Exercise goal =
Please arrange the lines of the material, from its first line through the line containing "chart-title: NSigmaKaon mcPion", as a numbered list with blank lines left out. Include no lines beyond these.

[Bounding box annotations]
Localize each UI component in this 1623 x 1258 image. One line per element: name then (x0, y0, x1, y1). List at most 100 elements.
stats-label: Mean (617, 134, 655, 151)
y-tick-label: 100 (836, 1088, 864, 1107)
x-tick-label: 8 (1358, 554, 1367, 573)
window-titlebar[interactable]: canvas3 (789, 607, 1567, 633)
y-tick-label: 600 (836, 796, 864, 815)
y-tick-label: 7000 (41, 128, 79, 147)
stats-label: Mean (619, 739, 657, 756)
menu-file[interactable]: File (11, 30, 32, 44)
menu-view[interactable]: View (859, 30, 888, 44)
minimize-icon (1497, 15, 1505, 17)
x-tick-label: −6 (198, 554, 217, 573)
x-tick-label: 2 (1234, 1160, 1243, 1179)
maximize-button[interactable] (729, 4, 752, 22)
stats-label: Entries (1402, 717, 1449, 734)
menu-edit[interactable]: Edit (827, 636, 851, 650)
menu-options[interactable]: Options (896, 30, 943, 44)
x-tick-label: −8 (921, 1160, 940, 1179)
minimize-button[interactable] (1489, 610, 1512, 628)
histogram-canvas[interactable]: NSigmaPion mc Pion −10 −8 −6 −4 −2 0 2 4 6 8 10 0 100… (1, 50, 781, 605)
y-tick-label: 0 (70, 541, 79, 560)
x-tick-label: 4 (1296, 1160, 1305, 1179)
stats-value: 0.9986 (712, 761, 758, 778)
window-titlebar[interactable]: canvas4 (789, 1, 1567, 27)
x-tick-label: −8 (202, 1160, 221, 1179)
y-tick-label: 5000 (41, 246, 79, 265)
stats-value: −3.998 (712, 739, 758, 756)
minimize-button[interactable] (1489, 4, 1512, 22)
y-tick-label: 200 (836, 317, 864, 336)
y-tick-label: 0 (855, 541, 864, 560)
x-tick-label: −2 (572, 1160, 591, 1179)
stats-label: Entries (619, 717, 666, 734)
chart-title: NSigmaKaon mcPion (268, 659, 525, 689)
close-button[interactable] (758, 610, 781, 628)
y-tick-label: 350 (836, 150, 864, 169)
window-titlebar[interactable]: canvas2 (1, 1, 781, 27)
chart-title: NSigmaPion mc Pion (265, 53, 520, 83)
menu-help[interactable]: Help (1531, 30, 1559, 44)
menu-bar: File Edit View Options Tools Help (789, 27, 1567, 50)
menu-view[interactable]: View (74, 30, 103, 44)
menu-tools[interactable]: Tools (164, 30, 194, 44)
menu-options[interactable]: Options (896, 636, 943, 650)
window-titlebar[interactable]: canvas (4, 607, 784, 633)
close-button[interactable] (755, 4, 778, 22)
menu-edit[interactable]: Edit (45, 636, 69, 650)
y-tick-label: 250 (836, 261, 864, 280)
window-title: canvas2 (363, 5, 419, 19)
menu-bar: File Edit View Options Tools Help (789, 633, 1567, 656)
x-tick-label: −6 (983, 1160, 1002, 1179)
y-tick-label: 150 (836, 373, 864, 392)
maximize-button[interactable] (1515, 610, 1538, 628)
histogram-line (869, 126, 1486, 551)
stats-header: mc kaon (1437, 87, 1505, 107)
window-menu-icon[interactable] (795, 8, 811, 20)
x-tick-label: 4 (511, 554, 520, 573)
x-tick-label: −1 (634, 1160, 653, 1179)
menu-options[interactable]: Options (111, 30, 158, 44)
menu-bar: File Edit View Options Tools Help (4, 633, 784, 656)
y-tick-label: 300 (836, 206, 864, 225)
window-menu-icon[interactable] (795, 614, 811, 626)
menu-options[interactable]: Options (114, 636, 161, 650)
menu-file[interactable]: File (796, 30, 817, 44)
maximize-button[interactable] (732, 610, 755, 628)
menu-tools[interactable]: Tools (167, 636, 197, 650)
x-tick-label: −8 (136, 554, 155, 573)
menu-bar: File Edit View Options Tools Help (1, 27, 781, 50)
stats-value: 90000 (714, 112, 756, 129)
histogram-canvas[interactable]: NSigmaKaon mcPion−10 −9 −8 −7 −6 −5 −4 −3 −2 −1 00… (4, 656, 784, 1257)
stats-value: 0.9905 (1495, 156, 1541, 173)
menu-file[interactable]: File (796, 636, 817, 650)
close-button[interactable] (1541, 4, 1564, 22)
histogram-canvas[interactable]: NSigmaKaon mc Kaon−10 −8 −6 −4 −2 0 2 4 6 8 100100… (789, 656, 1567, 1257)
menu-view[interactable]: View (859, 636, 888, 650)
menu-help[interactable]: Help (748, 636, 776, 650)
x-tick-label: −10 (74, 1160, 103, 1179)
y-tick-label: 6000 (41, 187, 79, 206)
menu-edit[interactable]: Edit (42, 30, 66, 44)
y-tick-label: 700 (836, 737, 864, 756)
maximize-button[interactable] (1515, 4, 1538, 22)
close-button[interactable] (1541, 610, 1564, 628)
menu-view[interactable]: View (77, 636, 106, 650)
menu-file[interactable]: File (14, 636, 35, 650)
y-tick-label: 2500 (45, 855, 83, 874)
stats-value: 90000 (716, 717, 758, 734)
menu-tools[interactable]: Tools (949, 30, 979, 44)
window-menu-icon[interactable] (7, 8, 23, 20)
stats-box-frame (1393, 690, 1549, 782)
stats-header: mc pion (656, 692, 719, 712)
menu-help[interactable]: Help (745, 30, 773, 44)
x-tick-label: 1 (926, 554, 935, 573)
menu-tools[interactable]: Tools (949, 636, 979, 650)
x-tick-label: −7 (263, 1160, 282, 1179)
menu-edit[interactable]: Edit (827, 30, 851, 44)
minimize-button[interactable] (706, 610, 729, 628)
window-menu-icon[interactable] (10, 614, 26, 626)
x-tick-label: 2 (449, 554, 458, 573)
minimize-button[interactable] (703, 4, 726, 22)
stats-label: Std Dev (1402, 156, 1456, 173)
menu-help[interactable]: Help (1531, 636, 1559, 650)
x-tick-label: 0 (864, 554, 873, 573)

Task result =
1. Localize each UI component in this 1623 x 1258 image. One line per element: name then (x0, y0, x1, y1). List at most 100 elements.
2. stats-label: Mean (617, 134, 655, 151)
3. y-tick-label: 100 (836, 1088, 864, 1107)
4. x-tick-label: 8 (1358, 554, 1367, 573)
5. window-titlebar[interactable]: canvas3 (789, 607, 1567, 633)
6. y-tick-label: 600 (836, 796, 864, 815)
7. y-tick-label: 7000 (41, 128, 79, 147)
8. stats-label: Mean (619, 739, 657, 756)
9. menu-file[interactable]: File (11, 30, 32, 44)
10. menu-view[interactable]: View (859, 30, 888, 44)
11. minimize-icon (1497, 15, 1505, 17)
12. x-tick-label: −6 (198, 554, 217, 573)
13. x-tick-label: 2 (1234, 1160, 1243, 1179)
14. maximize-button[interactable] (729, 4, 752, 22)
15. stats-label: Entries (1402, 717, 1449, 734)
16. menu-edit[interactable]: Edit (827, 636, 851, 650)
17. menu-options[interactable]: Options (896, 30, 943, 44)
18. x-tick-label: −8 (921, 1160, 940, 1179)
19. minimize-button[interactable] (1489, 610, 1512, 628)
20. histogram-canvas[interactable]: NSigmaPion mc Pion −10 −8 −6 −4 −2 0 2 4 6 8 10 0 100… (1, 50, 781, 605)
21. y-tick-label: 0 (70, 541, 79, 560)
22. x-tick-label: 4 (1296, 1160, 1305, 1179)
23. stats-value: 0.9986 (712, 761, 758, 778)
24. window-titlebar[interactable]: canvas4 (789, 1, 1567, 27)
25. x-tick-label: −8 (202, 1160, 221, 1179)
26. y-tick-label: 5000 (41, 246, 79, 265)
27. stats-value: −3.998 (712, 739, 758, 756)
28. minimize-button[interactable] (1489, 4, 1512, 22)
29. y-tick-label: 200 (836, 317, 864, 336)
30. y-tick-label: 0 (855, 541, 864, 560)
31. x-tick-label: −2 (572, 1160, 591, 1179)
32. stats-label: Entries (619, 717, 666, 734)
33. chart-title: NSigmaKaon mcPion (268, 659, 525, 689)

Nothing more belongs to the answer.